Les crimes de la quatrième classe sont ceux qui, troublant la tranquillité, attaquent en même temps la sûreté des citoyens : tels sont le rapt, le viol, le meurtre, l'assassinat, l'empoisonnement, etc. La peine de ces derniers crimes est la mort : cette peine est tirée de la nature de la chose, puisée dans la raison et les sources du bien et du mal 2. Un citoyen mérite la mort, lorsqu'il a violé la sûreté au point qu'il a ôté la vie, ou même qu'il a entrepris par des voies de fait de l'ôter à un autre citoyen cette peine de mort est comme le remède de la société malade...

Quoique les peines dérivent du crime par le droit de nature, il est certain que le souverain ne doit jamais les infliger qu'en vue de quelque utilité faire souffrir du mal à quelqu'un, seulement parce qu'il en a fait luimême, est une pure cruauté condamnée par la raison et par l'humanité. Le but des peines est la tranquillité et la sûreté publiques. Dans la punition, dit Grotius, on doit toujours avoir en vue ou le bien du coupable même, ou l'avantage de celui qui avait intérêt que le crime ne fùt pas commis, ou l'utilité de tous généralement.

*Données fournies*
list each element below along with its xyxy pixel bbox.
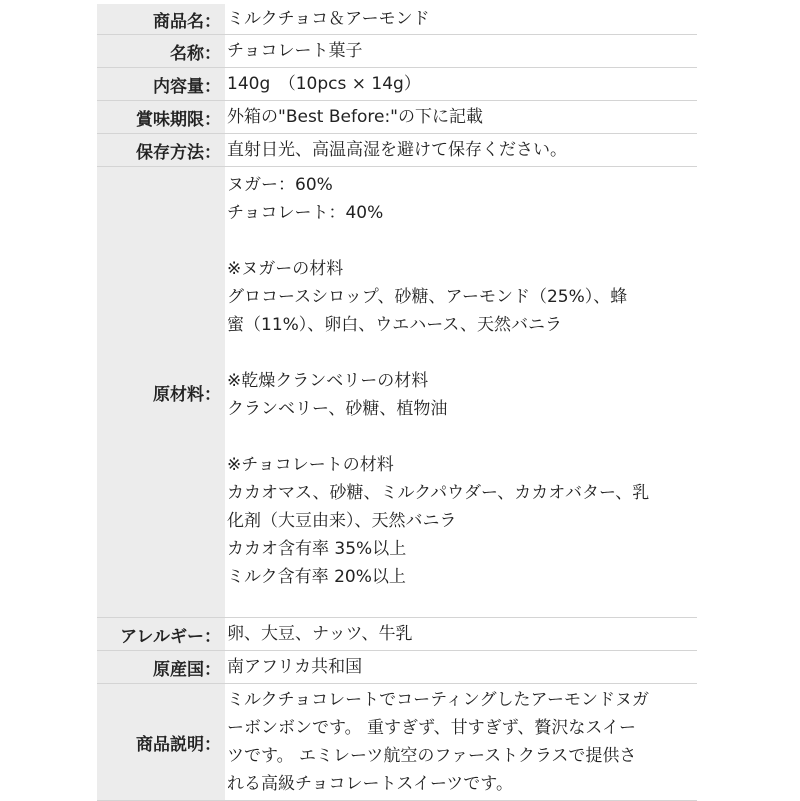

*Consigne A*
D'après le texte cité, quel est le but des peines ?
*Consigne B*
Donnez tous les crimes de la quatrième classe que cite nommément le texte cité.

*Réponse complète A*
Le but des peines est la tranquillité et la sûreté publiques.

*Réponse complète B*
- le rapt
- le viol
- le meurtre
- l'assassinat
- l'empoisonnement